What the exercise asks → Report how many lines in the records below contain the word "structured". Give only the number.

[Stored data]
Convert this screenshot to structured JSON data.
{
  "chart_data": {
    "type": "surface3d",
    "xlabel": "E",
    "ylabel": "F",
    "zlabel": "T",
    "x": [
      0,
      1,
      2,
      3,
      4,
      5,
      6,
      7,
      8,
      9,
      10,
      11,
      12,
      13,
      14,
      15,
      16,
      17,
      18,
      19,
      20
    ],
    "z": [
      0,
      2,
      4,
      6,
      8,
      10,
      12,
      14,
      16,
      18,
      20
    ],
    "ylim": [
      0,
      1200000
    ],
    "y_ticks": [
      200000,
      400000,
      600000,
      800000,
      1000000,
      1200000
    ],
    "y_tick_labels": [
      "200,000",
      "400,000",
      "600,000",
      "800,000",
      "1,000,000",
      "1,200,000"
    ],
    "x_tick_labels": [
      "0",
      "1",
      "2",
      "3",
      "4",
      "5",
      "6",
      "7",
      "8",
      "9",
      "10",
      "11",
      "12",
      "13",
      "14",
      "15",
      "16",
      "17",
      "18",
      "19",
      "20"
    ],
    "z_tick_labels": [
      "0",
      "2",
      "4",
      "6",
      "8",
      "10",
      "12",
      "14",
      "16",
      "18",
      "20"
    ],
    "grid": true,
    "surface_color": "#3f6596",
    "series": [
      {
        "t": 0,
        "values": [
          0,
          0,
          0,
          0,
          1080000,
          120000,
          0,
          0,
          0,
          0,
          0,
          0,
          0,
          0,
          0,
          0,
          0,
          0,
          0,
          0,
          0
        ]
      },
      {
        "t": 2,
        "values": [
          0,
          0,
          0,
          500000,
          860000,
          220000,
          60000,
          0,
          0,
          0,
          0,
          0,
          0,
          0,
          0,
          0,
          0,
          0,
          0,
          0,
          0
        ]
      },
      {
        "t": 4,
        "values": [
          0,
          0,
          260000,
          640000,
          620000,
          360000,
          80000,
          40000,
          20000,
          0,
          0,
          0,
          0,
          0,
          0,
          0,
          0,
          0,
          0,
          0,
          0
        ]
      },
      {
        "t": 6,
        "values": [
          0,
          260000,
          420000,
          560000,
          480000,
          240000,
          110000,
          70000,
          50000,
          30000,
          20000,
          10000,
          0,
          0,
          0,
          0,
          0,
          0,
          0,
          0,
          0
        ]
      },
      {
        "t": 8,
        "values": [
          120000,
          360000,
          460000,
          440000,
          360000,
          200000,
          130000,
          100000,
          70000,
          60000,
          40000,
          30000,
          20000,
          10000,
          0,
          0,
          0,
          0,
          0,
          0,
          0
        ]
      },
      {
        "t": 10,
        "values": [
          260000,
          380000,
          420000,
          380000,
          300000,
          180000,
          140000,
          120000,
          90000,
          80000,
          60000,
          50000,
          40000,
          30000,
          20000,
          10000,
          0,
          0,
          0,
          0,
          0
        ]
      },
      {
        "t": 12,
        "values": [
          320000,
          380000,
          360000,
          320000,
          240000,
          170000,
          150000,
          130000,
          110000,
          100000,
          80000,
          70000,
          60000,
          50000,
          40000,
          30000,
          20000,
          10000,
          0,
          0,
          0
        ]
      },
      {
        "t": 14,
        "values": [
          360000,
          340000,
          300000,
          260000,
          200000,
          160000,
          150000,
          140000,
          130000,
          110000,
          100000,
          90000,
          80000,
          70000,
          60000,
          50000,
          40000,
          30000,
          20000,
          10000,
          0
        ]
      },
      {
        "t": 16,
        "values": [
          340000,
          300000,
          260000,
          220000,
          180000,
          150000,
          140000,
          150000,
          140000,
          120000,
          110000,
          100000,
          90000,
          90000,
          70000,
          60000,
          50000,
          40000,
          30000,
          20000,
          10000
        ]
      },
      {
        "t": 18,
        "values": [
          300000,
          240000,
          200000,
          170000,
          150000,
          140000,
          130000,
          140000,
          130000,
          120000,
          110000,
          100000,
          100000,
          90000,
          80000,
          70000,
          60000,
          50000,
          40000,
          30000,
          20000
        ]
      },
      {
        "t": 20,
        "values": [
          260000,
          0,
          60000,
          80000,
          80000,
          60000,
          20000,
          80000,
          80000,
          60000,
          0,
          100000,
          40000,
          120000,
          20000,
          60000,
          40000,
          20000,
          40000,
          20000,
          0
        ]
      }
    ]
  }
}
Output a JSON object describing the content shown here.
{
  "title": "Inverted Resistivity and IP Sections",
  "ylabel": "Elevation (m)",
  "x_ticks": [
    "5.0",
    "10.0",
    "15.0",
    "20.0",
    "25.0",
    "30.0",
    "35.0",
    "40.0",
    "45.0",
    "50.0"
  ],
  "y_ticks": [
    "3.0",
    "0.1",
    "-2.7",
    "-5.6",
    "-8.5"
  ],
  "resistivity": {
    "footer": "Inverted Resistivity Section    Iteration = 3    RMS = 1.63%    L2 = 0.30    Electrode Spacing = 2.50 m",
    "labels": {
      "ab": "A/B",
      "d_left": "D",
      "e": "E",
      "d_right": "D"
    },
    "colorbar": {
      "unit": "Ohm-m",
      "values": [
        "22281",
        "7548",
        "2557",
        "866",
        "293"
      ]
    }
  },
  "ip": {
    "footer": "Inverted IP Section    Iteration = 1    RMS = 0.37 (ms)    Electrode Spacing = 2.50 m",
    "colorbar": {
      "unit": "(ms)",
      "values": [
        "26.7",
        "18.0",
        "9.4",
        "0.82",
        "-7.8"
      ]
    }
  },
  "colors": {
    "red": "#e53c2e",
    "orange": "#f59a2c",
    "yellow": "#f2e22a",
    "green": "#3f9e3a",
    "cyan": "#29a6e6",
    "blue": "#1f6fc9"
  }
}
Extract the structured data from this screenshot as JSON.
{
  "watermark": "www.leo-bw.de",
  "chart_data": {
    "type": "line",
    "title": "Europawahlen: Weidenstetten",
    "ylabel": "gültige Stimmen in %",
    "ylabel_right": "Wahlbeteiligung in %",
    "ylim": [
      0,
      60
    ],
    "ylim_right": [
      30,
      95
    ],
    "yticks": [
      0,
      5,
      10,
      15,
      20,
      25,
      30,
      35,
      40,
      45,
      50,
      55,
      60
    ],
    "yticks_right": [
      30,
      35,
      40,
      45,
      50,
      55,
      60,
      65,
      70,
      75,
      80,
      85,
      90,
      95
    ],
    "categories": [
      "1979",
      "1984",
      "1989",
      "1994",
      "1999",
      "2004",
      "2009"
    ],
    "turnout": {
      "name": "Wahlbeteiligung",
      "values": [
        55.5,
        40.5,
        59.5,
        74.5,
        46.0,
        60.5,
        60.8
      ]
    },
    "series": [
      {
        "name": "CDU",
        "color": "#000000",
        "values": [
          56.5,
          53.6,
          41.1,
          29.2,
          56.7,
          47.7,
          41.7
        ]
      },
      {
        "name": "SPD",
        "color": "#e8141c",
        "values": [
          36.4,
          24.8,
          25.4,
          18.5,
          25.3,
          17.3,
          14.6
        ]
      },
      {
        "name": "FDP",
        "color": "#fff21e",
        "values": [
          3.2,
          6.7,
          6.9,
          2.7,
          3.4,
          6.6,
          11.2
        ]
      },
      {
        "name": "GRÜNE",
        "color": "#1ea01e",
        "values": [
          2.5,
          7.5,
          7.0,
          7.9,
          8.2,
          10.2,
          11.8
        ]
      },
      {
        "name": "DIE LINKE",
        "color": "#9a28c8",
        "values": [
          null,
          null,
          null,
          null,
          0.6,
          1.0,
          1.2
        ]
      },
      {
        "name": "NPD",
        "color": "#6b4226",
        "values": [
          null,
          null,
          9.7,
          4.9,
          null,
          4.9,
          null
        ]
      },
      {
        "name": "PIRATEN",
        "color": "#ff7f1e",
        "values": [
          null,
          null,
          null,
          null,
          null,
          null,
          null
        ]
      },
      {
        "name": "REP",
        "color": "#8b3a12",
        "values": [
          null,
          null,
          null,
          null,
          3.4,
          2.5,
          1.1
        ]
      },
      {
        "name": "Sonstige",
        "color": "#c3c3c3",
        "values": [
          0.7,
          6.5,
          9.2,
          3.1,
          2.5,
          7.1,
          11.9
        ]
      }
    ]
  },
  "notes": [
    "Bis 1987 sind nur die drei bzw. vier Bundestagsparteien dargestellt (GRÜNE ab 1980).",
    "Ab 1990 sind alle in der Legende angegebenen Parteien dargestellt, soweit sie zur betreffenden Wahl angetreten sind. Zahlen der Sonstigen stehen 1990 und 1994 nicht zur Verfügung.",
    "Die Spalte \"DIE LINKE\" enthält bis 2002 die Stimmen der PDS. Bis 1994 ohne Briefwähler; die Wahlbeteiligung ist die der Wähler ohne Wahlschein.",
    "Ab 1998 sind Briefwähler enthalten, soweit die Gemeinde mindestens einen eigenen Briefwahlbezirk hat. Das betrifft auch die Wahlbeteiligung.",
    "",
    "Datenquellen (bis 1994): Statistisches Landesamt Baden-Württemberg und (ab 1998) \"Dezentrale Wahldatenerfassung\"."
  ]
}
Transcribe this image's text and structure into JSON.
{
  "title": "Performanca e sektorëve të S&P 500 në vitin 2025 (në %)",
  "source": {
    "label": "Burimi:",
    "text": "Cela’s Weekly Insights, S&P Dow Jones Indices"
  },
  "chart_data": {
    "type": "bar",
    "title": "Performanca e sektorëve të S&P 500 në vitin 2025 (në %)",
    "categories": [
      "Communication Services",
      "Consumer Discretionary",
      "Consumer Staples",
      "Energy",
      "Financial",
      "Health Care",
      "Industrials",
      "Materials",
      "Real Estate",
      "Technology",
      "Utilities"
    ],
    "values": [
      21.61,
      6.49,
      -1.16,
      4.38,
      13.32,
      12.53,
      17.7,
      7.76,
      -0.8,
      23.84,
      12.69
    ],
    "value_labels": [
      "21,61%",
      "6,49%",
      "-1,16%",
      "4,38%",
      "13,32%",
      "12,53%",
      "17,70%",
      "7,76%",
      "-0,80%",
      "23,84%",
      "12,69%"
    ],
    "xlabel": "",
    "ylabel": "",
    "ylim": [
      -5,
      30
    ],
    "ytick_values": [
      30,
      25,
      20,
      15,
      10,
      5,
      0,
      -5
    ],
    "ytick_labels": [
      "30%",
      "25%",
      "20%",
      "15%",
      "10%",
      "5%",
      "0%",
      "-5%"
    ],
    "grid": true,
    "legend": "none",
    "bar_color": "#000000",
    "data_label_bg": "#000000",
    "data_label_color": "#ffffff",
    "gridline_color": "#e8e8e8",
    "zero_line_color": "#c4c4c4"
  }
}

Expected answer → 2